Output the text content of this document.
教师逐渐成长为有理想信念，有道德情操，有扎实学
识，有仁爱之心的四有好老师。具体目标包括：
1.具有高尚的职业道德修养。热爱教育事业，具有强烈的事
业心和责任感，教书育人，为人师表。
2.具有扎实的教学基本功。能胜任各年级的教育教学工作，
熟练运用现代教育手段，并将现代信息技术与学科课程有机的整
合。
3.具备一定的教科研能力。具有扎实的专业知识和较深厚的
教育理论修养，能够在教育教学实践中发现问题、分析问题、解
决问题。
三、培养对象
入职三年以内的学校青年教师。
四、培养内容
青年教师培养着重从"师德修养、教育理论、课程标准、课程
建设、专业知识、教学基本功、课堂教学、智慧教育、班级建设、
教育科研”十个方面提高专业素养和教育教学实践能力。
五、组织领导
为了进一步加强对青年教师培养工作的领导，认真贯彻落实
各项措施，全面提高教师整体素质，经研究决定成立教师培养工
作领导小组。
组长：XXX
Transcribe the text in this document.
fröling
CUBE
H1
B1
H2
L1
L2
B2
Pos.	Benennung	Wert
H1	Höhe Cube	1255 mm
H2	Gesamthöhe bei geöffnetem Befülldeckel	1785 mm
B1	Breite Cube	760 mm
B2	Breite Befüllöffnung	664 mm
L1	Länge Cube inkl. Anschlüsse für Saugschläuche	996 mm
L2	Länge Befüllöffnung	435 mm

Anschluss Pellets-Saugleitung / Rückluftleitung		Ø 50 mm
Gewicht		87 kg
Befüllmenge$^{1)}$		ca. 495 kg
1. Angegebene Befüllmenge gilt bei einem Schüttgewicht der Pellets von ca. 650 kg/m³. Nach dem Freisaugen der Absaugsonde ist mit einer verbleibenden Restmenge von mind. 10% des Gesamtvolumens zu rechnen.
———
** Task instructions **
Where a line holds "Breite", copy that line.

** Solution to this problem **
B1	Breite Cube	760 mm
B2	Breite Befüllöffnung	664 mm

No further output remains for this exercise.